Among patients with Parkinson’s disease, the results of earlier research has suggested that pathological gambling is associated with drug treatment, specifically drugs in the class called dopamine agonists. A research team has now identified specific patient characteristics that appear to increase the likelihood that they will develop this drug-related compulsive behavior, including younger age at onset of Parkinson’s disease, higher novelty-seeking personality traits, and a history of alcohol abuse.
Dr. Valerie Voon, currently with the National Institute of Neurological Disorders and Stroke in Bethesda, Maryland, and her team conducted a study with Parkinson’s disease patients who were treated at the Toronto Western Hospital in Ontario. The findings are reported in the Archives of Neurology.
Twenty-one patients with compulsive gambling and 42 patients without compulsive behaviors completed psychological assessment questionnaires and were examined by a neurologist and a psychologist. Voon’s team also compared the patients with compulsive gambling with a second group of 286 Parkinson’s disease patients who did not gamble and had participated in a previous trial.
Patients who were compulsive gamblers differed from the other two groups in their individual characteristics. The compulsive gamblers were younger when they were diagnosed with Parkinson’s disease, had a personal or family history of alcohol abuse, and were on therapies that included dopaminergic drugs.
The pathological gambling group also had higher scores on novelty-seeking behavior and medication-induced mania, and had impaired planning skills.
Voon and her associates recommend that clinicians screen for these risk factors they have identified and suggest that Parkinson’s disease patients who have a higher risk of developing compulsive gambling may benefit from consulting.

▶ TASK TO CARRY OUT
Update the text between "Among patients with" and "Archives of Neurology.", inclusive, giving that part again with "dopamine agonists" replaced by "dopamine-mimicking drugs". You can leave the items aside; they play no part here.

▶ MATERIAL SUPPLIED
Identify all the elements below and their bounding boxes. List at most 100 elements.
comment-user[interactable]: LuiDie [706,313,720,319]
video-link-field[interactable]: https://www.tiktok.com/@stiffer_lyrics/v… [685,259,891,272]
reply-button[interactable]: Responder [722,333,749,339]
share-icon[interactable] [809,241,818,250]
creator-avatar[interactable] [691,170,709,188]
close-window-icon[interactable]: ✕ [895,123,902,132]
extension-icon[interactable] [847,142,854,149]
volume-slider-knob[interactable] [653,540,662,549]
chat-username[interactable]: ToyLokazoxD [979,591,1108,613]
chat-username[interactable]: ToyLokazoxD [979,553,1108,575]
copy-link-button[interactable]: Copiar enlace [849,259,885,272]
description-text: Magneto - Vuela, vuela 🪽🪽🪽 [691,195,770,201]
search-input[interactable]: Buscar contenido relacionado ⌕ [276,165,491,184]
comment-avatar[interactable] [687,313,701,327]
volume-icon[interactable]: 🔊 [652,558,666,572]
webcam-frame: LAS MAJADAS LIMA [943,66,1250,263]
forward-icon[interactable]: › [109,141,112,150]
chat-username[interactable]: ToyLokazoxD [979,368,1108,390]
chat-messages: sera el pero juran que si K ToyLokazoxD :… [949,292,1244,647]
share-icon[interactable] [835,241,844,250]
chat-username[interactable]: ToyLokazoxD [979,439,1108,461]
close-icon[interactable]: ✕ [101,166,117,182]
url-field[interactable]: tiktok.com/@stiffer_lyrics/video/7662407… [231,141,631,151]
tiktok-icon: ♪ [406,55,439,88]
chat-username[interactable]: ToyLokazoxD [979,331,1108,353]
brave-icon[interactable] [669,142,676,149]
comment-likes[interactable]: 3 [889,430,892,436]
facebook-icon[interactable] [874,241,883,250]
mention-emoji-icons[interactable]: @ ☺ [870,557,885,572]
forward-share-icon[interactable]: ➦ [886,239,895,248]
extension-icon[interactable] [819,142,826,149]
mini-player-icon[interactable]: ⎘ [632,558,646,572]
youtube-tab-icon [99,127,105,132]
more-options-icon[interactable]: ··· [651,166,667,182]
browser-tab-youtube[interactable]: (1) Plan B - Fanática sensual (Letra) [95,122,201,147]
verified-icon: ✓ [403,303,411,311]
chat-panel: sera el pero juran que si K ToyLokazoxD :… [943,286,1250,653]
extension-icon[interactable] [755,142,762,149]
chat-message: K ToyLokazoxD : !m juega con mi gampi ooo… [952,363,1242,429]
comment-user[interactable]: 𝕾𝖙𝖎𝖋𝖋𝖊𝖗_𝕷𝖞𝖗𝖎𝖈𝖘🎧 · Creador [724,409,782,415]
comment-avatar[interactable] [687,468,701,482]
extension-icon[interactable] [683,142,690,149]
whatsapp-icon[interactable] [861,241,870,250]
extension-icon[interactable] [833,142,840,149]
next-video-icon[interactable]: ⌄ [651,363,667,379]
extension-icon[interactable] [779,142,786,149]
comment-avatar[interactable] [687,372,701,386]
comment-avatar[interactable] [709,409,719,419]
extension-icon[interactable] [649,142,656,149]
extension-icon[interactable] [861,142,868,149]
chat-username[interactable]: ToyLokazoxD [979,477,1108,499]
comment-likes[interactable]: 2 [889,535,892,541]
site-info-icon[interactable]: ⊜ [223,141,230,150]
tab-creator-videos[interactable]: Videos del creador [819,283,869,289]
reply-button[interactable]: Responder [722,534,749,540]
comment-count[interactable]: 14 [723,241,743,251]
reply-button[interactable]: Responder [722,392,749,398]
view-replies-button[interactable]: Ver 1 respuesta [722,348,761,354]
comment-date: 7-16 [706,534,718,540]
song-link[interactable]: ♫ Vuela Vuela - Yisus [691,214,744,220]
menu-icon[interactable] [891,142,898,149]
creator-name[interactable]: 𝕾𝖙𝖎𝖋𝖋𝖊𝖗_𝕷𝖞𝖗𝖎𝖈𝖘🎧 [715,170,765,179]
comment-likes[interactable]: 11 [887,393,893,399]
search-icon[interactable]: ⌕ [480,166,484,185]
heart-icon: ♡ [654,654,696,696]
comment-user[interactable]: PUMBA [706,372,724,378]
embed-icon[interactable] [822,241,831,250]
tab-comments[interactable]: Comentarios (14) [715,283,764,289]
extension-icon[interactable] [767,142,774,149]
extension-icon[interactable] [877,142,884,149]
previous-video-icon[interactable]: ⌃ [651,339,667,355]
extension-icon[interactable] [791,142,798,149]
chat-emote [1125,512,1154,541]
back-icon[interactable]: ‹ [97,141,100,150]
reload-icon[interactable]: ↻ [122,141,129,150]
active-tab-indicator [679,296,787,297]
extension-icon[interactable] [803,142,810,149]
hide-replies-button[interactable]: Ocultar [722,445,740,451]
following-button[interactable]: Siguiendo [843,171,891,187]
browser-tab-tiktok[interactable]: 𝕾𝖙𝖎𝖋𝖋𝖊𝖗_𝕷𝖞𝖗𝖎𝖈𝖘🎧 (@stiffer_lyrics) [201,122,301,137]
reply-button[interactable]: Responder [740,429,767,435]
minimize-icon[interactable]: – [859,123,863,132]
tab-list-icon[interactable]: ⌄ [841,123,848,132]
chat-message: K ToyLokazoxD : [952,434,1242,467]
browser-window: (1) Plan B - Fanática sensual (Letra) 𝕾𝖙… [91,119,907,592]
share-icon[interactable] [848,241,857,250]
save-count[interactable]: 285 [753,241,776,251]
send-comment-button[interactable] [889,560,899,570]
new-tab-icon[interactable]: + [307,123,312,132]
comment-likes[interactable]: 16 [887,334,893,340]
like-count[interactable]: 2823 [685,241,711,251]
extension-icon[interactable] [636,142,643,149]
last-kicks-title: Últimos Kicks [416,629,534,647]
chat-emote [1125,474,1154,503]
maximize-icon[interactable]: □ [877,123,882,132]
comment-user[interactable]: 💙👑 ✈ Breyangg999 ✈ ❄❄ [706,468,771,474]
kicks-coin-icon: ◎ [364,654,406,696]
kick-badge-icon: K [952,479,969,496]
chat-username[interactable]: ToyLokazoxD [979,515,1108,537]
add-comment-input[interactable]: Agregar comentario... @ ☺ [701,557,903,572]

▶ ANSWER
Among patients with Parkinson’s disease, the results of earlier research has suggested that pathological gambling is associated with drug treatment, specifically drugs in the class called dopamine-mimicking drugs. A research team has now identified specific patient characteristics that appear to increase the likelihood that they will develop this drug-related compulsive behavior, including younger age at onset of Parkinson’s disease, higher novelty-seeking personality traits, and a history of alcohol abuse.
Dr. Valerie Voon, currently with the National Institute of Neurological Disorders and Stroke in Bethesda, Maryland, and her team conducted a study with Parkinson’s disease patients who were treated at the Toronto Western Hospital in Ontario. The findings are reported in the Archives of Neurology.